- Your task
From the entries that follow, list every line in which the string "flight" appears.

- Dataset entries

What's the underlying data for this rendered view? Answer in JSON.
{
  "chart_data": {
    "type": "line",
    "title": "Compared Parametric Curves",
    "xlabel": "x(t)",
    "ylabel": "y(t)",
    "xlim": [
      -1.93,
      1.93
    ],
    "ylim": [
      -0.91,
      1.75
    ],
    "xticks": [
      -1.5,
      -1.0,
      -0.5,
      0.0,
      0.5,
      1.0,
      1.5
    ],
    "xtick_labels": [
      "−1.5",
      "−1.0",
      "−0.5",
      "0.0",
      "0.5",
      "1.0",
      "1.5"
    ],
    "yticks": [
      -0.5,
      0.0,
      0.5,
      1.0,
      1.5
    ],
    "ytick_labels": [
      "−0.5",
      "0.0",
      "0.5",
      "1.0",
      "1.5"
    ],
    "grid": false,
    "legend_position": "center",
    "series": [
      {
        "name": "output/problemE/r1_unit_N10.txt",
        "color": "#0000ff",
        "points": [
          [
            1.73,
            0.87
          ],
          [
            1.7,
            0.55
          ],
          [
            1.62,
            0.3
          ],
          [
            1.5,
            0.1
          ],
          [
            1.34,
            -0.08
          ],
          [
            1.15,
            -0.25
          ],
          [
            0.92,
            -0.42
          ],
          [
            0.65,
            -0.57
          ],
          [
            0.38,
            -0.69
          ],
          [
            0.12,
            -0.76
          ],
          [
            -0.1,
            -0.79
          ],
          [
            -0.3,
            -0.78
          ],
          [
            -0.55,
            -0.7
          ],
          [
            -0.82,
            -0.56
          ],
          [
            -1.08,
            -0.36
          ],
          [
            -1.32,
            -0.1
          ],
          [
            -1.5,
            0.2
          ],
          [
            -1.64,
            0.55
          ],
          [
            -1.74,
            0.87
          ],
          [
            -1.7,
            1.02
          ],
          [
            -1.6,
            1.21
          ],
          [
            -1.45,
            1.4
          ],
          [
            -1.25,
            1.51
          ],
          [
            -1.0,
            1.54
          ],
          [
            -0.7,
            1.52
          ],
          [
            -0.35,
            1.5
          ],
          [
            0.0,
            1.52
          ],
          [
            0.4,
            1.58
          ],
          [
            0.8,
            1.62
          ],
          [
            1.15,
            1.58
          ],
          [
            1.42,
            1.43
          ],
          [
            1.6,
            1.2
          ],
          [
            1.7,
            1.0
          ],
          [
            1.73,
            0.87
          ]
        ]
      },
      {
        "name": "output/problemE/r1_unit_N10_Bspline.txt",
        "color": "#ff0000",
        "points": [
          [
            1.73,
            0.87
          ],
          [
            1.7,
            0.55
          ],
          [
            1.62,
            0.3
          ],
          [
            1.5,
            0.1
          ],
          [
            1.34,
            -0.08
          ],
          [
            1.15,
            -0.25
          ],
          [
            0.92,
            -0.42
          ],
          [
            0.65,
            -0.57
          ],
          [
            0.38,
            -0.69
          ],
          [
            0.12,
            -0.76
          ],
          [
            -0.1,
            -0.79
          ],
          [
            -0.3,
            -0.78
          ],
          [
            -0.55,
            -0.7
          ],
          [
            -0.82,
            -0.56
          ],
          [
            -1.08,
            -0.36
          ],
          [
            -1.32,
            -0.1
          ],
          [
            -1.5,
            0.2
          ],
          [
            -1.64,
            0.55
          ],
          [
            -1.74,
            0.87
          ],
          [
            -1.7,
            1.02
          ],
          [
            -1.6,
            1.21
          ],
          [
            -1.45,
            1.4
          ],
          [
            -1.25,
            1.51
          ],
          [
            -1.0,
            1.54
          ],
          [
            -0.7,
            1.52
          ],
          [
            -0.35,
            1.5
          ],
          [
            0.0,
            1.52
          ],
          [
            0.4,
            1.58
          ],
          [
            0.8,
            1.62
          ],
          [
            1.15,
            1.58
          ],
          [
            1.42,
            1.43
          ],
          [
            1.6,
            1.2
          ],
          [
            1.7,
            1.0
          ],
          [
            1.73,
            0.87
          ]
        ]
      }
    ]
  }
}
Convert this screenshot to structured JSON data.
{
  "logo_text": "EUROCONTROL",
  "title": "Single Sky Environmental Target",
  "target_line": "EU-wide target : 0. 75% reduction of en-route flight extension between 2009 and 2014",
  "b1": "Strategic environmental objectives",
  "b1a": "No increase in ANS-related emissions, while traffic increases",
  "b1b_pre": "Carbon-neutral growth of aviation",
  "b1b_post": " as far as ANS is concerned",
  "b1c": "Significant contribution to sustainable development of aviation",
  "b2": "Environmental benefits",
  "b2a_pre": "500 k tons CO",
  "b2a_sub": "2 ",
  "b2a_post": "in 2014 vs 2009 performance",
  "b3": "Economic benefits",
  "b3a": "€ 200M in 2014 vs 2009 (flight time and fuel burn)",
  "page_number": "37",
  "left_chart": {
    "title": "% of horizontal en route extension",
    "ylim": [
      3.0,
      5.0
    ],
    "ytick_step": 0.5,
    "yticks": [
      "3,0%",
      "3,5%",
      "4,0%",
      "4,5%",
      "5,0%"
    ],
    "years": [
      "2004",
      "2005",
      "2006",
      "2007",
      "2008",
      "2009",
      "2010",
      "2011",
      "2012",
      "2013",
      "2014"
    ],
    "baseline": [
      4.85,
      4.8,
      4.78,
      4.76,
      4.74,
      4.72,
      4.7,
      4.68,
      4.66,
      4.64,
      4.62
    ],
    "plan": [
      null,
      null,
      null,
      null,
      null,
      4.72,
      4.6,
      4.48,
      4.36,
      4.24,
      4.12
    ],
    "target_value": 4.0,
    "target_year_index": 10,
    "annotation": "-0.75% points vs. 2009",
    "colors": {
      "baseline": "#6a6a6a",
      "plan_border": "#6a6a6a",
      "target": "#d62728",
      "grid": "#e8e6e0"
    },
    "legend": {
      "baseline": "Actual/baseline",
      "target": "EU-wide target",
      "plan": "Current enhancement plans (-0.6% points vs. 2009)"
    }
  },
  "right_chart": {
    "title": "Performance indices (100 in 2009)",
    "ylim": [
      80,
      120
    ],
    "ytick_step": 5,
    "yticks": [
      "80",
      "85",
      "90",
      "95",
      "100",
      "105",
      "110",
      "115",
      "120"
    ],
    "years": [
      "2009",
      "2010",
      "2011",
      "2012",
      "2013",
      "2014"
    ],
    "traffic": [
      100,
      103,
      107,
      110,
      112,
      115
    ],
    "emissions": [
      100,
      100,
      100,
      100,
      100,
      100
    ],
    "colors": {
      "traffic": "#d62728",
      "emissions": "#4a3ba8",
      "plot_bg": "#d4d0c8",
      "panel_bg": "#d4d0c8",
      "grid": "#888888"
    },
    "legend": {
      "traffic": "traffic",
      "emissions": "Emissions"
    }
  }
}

- Answer below
  "target_line": "EU-wide target : 0. 75% reduction of en-route flight extension between 2009 and 2014",
  "b3a": "€ 200M in 2014 vs 2009 (flight time and fuel burn)",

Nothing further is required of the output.